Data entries
╔══
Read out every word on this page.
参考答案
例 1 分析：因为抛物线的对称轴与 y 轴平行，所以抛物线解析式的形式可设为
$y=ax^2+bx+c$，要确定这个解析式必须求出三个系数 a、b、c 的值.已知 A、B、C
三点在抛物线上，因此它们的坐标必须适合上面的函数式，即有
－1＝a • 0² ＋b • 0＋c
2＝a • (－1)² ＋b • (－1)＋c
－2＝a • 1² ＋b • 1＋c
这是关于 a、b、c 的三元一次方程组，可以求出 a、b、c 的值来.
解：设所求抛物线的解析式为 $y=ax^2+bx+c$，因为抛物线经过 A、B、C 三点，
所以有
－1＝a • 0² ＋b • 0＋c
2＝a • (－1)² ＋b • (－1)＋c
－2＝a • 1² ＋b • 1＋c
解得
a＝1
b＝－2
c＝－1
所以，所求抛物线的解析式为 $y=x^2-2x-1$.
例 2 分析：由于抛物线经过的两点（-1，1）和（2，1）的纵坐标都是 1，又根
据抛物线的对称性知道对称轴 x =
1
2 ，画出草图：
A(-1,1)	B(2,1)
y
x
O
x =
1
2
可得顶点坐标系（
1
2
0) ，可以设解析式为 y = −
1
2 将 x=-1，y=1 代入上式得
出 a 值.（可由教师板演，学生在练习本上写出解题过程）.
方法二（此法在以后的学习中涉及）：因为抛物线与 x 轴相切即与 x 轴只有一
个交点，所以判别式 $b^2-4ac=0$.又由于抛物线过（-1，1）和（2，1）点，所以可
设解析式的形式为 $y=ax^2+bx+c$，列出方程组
╚══
Repeat the material above in full, exactly as it stands.

### Solution
Read out every word on this page.
参考答案
例 1 分析：因为抛物线的对称轴与 y 轴平行，所以抛物线解析式的形式可设为
$y=ax^2+bx+c$，要确定这个解析式必须求出三个系数 a、b、c 的值.已知 A、B、C
三点在抛物线上，因此它们的坐标必须适合上面的函数式，即有
－1＝a • 0² ＋b • 0＋c
2＝a • (－1)² ＋b • (－1)＋c
－2＝a • 1² ＋b • 1＋c
这是关于 a、b、c 的三元一次方程组，可以求出 a、b、c 的值来.
解：设所求抛物线的解析式为 $y=ax^2+bx+c$，因为抛物线经过 A、B、C 三点，
所以有
－1＝a • 0² ＋b • 0＋c
2＝a • (－1)² ＋b • (－1)＋c
－2＝a • 1² ＋b • 1＋c
解得
a＝1
b＝－2
c＝－1
所以，所求抛物线的解析式为 $y=x^2-2x-1$.
例 2 分析：由于抛物线经过的两点（-1，1）和（2，1）的纵坐标都是 1，又根
据抛物线的对称性知道对称轴 x =
1
2 ，画出草图：
A(-1,1)	B(2,1)
y
x
O
x =
1
2
可得顶点坐标系（
1
2
0) ，可以设解析式为 y = −
1
2 将 x=-1，y=1 代入上式得
出 a 值.（可由教师板演，学生在练习本上写出解题过程）.
方法二（此法在以后的学习中涉及）：因为抛物线与 x 轴相切即与 x 轴只有一
个交点，所以判别式 $b^2-4ac=0$.又由于抛物线过（-1，1）和（2，1）点，所以可
设解析式的形式为 $y=ax^2+bx+c$，列出方程组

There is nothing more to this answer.